Start

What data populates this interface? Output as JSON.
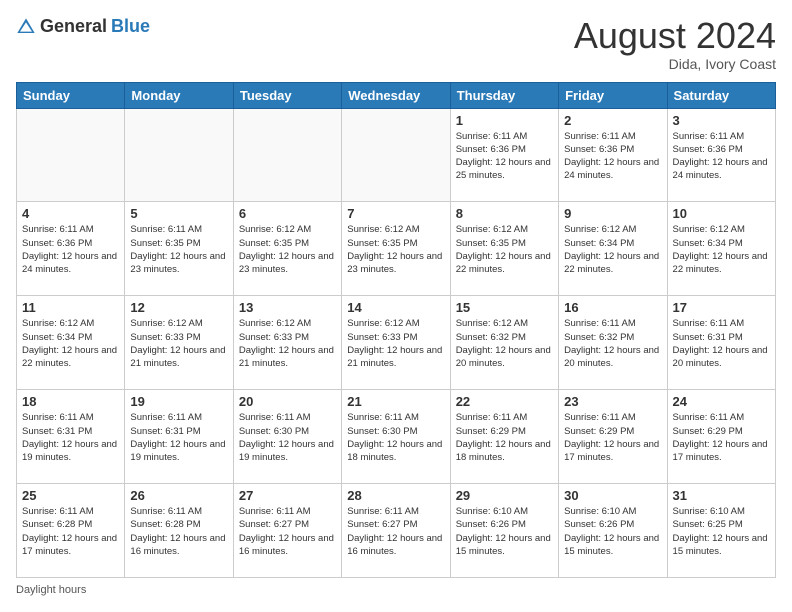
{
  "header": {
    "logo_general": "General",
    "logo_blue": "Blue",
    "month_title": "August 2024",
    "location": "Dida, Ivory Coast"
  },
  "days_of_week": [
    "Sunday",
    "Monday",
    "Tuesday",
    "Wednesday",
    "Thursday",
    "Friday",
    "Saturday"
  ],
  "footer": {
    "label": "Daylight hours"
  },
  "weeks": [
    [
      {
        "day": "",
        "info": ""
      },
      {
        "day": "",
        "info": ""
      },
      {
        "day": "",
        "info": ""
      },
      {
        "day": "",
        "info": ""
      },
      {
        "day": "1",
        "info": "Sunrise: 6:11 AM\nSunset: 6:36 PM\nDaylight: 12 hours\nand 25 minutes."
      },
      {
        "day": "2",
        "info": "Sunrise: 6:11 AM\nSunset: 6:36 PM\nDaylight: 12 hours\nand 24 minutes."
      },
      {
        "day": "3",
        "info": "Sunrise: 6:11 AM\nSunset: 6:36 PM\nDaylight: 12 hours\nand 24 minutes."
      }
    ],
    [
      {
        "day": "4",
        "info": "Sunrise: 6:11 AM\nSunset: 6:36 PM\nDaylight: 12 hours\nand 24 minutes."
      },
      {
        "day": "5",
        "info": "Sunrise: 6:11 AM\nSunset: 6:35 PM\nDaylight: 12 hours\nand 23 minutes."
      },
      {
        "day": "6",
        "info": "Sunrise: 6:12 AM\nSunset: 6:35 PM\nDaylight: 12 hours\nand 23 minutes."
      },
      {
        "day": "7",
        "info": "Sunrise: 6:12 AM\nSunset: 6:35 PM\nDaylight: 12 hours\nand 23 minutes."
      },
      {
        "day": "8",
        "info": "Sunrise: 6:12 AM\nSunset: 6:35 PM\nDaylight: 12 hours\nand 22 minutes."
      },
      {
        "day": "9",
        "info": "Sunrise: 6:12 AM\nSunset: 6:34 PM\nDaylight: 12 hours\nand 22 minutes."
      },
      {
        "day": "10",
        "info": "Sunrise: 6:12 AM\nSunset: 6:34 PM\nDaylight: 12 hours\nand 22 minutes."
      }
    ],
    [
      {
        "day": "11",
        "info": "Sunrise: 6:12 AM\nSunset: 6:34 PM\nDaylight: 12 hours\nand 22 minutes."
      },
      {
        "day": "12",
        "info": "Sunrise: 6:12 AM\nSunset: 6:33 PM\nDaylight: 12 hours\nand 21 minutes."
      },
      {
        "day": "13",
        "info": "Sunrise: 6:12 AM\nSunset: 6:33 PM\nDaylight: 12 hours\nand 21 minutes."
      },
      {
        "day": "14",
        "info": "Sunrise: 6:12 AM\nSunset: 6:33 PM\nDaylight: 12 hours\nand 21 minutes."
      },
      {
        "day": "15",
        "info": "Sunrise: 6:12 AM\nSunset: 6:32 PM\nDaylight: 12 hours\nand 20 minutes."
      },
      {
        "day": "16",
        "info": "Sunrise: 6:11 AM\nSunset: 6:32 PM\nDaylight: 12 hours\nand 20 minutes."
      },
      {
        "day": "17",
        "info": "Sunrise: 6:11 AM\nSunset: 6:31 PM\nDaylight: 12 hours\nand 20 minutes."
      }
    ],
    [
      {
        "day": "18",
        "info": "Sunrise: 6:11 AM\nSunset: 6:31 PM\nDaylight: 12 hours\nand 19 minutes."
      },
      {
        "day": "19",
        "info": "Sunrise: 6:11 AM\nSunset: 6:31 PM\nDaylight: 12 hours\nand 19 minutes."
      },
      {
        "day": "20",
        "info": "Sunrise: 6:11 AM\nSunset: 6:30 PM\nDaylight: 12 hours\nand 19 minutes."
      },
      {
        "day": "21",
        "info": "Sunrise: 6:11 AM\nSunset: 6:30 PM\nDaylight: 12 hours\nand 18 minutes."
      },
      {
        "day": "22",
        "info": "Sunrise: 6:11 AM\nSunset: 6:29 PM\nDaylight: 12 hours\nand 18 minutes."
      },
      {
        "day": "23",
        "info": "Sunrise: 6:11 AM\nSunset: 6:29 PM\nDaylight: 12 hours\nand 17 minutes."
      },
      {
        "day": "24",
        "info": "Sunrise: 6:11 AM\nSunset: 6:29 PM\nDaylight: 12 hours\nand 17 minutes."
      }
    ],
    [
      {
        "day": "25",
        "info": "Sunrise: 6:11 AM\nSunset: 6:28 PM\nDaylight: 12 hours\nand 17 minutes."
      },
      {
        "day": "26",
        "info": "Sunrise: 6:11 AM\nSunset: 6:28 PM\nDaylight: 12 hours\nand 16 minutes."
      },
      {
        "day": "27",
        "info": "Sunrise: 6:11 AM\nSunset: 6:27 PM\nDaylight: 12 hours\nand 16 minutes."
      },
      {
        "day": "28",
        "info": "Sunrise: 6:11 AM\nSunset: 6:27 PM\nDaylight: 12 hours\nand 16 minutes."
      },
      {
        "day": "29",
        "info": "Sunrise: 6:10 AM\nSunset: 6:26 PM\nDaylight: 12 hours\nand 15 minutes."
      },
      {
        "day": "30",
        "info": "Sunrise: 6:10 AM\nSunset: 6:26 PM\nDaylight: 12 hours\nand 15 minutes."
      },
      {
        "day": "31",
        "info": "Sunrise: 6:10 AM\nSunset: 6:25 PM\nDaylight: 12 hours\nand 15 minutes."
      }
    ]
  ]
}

End
Start

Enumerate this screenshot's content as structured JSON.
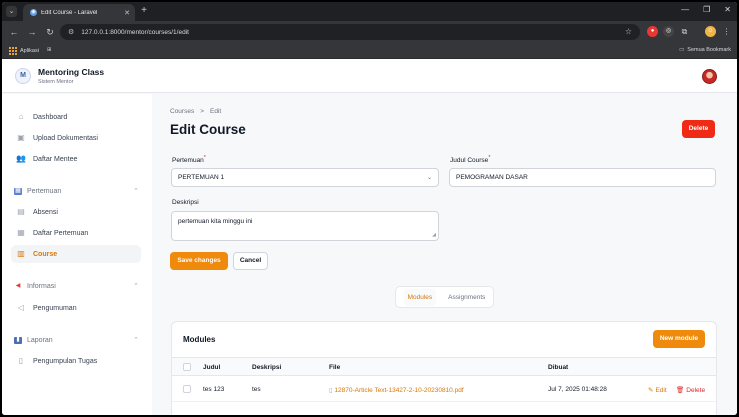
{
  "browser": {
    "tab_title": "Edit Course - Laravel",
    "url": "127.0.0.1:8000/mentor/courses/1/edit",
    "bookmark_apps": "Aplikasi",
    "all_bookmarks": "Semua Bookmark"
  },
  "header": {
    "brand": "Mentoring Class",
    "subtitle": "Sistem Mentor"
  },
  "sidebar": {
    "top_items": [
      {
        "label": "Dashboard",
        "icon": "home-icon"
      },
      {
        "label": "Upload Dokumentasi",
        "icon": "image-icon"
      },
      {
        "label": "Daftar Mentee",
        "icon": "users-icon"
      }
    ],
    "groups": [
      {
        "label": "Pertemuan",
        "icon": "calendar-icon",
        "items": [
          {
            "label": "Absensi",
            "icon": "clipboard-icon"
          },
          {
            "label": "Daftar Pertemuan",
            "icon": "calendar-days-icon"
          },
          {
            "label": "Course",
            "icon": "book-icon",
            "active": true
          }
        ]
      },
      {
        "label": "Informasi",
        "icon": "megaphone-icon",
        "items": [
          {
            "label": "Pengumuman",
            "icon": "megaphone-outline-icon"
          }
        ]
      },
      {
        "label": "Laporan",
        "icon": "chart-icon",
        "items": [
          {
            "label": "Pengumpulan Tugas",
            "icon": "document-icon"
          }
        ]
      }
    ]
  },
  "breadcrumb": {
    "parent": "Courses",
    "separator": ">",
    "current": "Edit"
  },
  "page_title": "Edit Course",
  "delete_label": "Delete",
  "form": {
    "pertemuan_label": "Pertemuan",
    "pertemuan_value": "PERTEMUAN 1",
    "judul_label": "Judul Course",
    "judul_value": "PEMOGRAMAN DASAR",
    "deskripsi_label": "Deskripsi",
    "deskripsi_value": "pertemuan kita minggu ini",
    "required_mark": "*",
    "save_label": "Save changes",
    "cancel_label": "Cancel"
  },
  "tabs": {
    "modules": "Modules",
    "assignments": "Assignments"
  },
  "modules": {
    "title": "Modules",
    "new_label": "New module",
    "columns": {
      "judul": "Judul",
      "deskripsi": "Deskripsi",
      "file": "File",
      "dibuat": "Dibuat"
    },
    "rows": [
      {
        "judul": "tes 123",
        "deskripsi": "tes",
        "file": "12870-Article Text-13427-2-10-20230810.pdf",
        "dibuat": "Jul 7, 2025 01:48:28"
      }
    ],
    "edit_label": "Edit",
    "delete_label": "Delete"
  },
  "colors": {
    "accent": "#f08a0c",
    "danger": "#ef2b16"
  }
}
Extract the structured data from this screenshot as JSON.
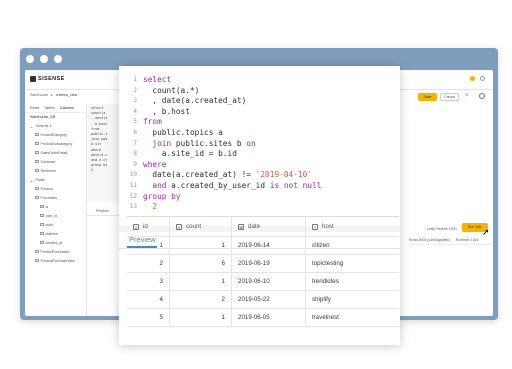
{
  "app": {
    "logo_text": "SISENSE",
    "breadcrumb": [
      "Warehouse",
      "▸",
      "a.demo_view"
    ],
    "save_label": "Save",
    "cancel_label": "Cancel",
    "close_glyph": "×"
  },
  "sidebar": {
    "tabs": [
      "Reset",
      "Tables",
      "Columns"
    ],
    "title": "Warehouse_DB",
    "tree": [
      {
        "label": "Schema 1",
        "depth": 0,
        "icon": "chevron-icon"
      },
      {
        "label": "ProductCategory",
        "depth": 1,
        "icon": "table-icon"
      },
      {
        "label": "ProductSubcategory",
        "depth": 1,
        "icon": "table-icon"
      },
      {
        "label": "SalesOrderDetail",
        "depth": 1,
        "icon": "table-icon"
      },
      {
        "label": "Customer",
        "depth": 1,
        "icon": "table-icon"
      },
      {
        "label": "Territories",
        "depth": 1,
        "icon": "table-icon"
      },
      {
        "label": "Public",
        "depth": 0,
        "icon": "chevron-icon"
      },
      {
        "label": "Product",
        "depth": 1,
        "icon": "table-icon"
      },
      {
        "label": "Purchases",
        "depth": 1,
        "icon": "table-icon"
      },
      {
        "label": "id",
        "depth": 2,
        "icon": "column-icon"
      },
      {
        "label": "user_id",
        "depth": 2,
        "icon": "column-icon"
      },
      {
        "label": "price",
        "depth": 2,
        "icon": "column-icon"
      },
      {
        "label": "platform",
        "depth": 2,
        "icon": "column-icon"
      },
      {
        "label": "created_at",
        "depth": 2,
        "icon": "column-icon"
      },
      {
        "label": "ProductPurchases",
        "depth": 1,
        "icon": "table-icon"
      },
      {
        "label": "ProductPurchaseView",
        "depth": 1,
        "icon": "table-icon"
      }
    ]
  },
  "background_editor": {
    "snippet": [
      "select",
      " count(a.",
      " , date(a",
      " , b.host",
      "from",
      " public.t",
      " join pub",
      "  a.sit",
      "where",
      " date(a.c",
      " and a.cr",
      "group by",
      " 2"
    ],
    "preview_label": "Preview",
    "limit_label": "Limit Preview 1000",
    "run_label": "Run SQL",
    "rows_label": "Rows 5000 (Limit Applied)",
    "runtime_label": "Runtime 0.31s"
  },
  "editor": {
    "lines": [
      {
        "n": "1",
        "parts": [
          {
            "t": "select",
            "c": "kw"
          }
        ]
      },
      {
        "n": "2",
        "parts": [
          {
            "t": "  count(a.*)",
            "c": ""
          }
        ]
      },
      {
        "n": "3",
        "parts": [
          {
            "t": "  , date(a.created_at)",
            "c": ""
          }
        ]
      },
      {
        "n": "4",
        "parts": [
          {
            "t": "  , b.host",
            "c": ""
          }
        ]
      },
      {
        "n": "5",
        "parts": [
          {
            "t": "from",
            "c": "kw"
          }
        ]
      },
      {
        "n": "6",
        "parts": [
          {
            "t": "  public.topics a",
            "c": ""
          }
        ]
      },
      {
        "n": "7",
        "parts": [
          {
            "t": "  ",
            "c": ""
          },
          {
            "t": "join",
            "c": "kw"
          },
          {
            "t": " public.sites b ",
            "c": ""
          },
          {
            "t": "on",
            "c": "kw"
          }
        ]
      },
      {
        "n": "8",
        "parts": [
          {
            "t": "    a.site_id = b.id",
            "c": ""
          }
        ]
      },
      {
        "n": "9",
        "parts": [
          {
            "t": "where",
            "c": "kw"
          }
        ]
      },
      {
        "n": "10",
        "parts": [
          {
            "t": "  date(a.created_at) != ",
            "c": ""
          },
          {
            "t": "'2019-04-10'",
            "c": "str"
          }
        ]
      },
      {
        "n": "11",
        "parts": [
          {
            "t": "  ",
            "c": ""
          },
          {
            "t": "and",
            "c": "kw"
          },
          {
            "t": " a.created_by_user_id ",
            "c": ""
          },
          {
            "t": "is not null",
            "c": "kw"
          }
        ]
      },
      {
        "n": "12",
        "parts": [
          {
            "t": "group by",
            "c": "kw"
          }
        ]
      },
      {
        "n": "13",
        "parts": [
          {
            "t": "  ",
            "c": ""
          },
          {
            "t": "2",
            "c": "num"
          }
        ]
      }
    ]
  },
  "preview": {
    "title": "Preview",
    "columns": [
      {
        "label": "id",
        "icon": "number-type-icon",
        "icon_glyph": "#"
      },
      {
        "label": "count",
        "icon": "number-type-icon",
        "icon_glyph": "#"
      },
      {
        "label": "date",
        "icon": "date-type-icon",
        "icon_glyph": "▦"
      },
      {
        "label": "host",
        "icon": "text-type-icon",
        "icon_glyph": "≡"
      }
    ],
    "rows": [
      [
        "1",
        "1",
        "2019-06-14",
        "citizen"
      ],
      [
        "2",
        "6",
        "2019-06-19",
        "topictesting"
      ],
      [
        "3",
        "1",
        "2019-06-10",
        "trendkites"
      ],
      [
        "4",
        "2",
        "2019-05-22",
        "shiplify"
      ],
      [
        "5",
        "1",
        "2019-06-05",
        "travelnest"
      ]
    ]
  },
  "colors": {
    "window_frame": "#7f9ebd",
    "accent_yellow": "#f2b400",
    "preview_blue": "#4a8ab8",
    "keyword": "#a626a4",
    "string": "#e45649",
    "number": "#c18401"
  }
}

End

**Task to carry out**:
Return each line that includes "type".

**Response to the exercise**:
        "icon": "number-type-icon",
        "icon": "number-type-icon",
        "icon": "date-type-icon",
        "icon": "text-type-icon",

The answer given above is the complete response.